_INSTRUCTIONS FOR THE TASK_. Identify each line below containing the string "values" and copy it.
━━━━━ INPUT RECORDS
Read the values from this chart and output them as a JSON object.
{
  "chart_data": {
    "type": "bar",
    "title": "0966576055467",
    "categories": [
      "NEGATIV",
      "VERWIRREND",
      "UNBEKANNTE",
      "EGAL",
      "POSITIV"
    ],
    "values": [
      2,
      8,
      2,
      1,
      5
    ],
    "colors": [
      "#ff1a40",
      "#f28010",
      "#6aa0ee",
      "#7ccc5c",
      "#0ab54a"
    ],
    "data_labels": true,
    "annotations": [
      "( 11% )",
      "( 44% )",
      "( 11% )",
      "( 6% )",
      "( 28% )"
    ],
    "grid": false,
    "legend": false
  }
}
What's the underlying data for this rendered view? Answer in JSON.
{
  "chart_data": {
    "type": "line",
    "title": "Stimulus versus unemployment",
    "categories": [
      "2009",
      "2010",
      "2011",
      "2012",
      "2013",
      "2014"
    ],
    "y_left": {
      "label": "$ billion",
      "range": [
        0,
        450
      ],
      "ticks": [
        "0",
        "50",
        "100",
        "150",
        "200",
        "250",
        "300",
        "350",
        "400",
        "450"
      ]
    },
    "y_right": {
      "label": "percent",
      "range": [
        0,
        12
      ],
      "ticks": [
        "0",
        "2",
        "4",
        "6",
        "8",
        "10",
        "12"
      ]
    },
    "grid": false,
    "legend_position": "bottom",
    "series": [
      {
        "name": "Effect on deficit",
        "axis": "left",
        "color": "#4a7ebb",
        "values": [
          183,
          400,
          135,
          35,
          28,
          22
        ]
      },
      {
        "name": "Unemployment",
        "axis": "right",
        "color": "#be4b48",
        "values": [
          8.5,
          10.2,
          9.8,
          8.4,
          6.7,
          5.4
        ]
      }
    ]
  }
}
━━━━━━━━━━
_RESULT_.
Read the values from this chart and output them as a JSON object.
    "values": [
        "values": [
        "values": [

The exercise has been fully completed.